Pick out each line in these entries that contains the string "screenshot".

• **Stored data**:
BEGIN

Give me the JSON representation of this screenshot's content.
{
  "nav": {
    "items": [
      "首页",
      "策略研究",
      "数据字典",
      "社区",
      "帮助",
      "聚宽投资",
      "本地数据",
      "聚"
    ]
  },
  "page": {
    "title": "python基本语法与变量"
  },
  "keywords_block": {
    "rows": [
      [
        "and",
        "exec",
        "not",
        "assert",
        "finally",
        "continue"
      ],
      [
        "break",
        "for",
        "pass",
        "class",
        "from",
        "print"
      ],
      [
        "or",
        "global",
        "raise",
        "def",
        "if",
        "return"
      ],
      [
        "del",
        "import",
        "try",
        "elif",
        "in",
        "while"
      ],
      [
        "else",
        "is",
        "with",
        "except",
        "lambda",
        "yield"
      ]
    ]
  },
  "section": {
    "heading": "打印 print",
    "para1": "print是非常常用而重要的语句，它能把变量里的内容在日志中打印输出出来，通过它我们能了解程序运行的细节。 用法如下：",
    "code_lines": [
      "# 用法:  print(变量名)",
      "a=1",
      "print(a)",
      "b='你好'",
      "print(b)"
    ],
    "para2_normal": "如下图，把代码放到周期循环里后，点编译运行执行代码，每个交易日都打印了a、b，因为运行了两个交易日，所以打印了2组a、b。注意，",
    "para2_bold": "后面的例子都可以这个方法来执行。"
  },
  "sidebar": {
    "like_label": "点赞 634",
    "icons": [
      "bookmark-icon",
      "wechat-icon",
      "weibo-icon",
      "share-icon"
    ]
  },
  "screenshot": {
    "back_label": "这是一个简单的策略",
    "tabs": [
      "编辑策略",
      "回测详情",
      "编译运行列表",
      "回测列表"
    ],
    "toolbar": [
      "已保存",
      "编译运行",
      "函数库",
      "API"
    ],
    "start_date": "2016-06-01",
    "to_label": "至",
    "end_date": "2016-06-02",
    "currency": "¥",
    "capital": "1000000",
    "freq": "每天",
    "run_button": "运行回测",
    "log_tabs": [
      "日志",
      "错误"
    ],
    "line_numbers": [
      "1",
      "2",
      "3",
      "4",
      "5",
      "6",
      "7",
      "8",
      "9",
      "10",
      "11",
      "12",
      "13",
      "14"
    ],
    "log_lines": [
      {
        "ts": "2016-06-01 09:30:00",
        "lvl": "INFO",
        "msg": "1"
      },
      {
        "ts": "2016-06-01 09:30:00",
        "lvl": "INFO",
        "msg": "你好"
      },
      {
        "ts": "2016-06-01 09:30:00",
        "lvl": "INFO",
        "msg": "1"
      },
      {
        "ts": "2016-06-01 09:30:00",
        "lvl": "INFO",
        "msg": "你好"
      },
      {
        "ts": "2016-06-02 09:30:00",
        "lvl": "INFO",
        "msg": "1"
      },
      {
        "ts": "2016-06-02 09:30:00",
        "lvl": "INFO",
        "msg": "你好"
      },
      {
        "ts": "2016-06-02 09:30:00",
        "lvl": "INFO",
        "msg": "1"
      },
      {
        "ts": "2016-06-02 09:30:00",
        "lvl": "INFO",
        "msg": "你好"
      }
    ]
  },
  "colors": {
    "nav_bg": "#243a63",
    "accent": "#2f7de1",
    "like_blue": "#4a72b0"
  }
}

END

• **FULL OUTPUT**:
Give me the JSON representation of this screenshot's content.
  "screenshot": {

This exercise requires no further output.